_Reading text_:

== Segment start ==

Cquirke,
Hi!
What I meant by "post" was to the Microsoft security pages.
OK
I know that Microsoft is not an AV vendor (yet) and that AV vendors list an
outrageous number of new viruses/Trojans/worms a day, but it would be nice
if a Trojan/virus/worm is effecting many machines (don't know what that
number is) and the news media already has articles on the top of the Yahoo
or Google News lists describing the Trojan/virus/worm if Microsoft would at
least acknowledge that such a critter exists (with at least post on the M$
security pages). Seems to be simple courtesy to their customers.
Yes, I see your point - there's a difference between "this flaw could
potentially allow a malicious user to... would have to use a
specially-crafted HTML message that..." and "this flaw is already
exploited by several fast-spreading malware that routinely
boiler-plate the required specially-crafted HTML..."
There are precedents too; MS has referred to specific malware in the
past, e.g. the Concept "prank macro", Lovesan/Blaster etc.
MS needs to be careful not to create the impression that because it
does refer to some new malware threats, that it is a suitable and
exclusionary reference for all new malware threats.
I'm not sure if MS should go there, given that there's already an
industry that covers that territory pretty well - setting a high bar
for MS to reach, and all the while everyone would be screaming that MS
is unfairly invading another 3rd-party turf.
The other reason to avoid listing all the malware that are relevant to
a particular hole, is that it begins an ongoing maintenance commitment
for that article (much as adding 3rd-party links to a web page does).

== Segment end ==

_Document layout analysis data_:

== Segment start ==

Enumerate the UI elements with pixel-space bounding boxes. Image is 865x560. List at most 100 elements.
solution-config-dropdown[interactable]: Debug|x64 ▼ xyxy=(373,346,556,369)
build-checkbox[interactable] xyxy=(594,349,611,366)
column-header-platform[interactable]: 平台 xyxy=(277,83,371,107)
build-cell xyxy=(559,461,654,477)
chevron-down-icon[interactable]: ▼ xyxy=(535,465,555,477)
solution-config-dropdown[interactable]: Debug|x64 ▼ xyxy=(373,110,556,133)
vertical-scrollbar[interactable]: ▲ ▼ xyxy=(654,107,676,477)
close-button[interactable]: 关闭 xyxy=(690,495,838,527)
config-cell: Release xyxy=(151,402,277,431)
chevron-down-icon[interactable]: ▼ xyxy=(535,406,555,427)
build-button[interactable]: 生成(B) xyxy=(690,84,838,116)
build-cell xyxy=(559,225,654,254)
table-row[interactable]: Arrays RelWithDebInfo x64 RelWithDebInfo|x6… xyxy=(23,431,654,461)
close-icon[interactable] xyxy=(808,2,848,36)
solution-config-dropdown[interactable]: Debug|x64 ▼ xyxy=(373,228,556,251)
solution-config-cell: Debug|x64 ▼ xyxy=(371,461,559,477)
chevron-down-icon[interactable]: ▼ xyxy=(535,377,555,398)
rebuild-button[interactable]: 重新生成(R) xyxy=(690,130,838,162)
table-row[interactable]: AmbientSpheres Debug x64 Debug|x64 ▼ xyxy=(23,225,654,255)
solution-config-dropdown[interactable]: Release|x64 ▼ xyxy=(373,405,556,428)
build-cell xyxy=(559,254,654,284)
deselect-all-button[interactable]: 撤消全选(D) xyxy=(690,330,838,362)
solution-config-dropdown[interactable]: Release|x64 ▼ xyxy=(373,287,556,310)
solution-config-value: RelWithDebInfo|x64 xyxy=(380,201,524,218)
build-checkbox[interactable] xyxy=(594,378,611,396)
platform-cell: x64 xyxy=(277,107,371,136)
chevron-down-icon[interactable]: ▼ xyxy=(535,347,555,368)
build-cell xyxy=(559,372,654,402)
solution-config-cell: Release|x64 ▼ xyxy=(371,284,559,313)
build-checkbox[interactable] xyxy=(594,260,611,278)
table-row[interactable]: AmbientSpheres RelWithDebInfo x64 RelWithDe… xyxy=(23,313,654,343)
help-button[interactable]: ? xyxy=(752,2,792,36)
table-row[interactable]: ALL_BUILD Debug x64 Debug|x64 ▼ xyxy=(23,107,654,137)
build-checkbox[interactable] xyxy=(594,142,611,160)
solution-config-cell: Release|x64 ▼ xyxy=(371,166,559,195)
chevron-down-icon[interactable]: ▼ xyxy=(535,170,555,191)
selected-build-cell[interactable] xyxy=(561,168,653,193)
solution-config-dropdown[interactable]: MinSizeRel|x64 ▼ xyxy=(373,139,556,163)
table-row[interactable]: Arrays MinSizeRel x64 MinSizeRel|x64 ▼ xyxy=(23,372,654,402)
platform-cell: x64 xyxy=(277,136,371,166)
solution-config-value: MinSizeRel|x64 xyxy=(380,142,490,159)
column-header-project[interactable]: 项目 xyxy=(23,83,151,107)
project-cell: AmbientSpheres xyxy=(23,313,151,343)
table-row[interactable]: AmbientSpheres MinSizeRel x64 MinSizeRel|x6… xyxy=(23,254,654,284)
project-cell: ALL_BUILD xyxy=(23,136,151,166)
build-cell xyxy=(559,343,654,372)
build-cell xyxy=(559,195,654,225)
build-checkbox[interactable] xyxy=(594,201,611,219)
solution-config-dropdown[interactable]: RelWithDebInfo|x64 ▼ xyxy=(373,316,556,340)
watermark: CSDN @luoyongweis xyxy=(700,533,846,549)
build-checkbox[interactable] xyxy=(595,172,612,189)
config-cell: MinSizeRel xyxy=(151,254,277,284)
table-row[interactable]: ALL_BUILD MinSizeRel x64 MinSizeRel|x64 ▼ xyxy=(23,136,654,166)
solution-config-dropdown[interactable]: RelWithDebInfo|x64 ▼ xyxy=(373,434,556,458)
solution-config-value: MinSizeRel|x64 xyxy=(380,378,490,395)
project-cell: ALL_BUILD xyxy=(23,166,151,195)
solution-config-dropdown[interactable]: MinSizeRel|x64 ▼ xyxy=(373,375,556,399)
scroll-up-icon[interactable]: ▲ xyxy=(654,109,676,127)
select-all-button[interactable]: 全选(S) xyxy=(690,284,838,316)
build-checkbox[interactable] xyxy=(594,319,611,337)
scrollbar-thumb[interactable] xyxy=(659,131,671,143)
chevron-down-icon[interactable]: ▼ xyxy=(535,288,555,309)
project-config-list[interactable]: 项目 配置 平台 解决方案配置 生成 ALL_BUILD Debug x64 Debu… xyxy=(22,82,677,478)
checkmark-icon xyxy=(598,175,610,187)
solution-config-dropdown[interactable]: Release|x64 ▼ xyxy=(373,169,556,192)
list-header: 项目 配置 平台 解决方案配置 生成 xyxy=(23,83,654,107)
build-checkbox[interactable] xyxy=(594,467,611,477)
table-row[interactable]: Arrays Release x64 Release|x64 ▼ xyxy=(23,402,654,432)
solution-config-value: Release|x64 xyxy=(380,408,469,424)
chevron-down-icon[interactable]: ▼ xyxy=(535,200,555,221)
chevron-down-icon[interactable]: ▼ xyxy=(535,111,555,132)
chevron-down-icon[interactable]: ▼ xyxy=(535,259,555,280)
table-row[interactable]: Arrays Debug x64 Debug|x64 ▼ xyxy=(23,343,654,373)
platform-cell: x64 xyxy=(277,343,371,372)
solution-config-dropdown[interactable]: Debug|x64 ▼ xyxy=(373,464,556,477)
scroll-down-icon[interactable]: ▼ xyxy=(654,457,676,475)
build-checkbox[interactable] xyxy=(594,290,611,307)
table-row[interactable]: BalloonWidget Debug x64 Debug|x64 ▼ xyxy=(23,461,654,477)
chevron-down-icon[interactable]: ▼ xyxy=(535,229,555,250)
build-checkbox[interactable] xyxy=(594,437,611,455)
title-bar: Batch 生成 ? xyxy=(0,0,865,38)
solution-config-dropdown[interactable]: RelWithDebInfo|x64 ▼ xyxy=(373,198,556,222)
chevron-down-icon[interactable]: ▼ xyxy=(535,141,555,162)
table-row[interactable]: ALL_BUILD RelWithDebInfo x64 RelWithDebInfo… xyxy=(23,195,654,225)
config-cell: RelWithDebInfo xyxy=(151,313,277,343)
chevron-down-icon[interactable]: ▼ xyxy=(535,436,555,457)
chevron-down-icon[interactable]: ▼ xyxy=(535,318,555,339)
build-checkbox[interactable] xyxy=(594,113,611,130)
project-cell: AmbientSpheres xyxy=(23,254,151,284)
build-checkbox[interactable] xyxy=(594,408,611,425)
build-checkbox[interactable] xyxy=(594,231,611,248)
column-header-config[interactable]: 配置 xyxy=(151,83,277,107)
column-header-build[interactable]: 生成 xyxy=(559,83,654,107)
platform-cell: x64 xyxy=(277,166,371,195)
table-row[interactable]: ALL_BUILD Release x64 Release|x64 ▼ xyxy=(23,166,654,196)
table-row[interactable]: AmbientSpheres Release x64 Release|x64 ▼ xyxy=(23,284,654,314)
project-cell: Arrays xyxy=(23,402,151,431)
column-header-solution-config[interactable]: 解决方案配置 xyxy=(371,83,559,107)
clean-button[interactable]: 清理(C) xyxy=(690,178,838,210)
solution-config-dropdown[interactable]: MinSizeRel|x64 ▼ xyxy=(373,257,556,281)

== Segment end ==

_Brief_: Write what comes next in the reply about whether Microsoft's security pages should name specific malware, picking up after its final sentence.

_Expected answer_:
Imagine if MS had name-checked BubbleBoy in the write-up of the EyeDog
that allowed various malware to break through the tissue-paper that
keeps HTML "messages" safe.
The article would be(come) misleading if left unchanged after Kak
raised the ante from curiosity to wide-spread ITW risk. If the
revision claimed the risk was reasonably safe because Kak doesn't
carry a destructive payload, then an urget revision is required when
BleBla.B (or was it San and Valentine?) start doing the rounds, as
AFAICR that one carries a data-destructive hunter-killer payload.
Also, this sort of name-check is just the sort of ego-stroking
exposure that motivates some malware coders. Show them a page
claiming that a hole is safe because current exploiters don't cause
significant damage, and you'll get a Thus, BleBla.B or variant with a
CIH warhead within weeks to months.
As a general observation, the damage factor tends to go up the more
inexperienced and reputation-hungry the malware coder. So it's not so
much the ground-breakers (Concept, Lovesan, BubbleBoy) that you may
have to worry about, it's the me-toos that follow (Thus, Lovesan+RAT,
BleBla.B). Noting for example that Lovesan offered a few day's grace
before it started whacking the Windows Update server, etc.
It's also a reason to take particularly strong riak-management
strategies against malware that travel in easily-editable source form
(aside from the more obvious mutateability). That's why I prefer to
wall out HTML email, WSH etc. completely where possible.
The high-level scripting languages pose heuristic challenges too,
because what they do is less easy to differentiate from normal
activities. A code file that writes to the MBR is easier to spot and
block heuristically than a script that merely enumerates and writes to
files, which is why the overwriting hunter-killer is so dangerous...
and that hunter-killer logic has been ported from raw code
(Zipped_Files) to MS Office VBA to scripting (LoveLetter etc.)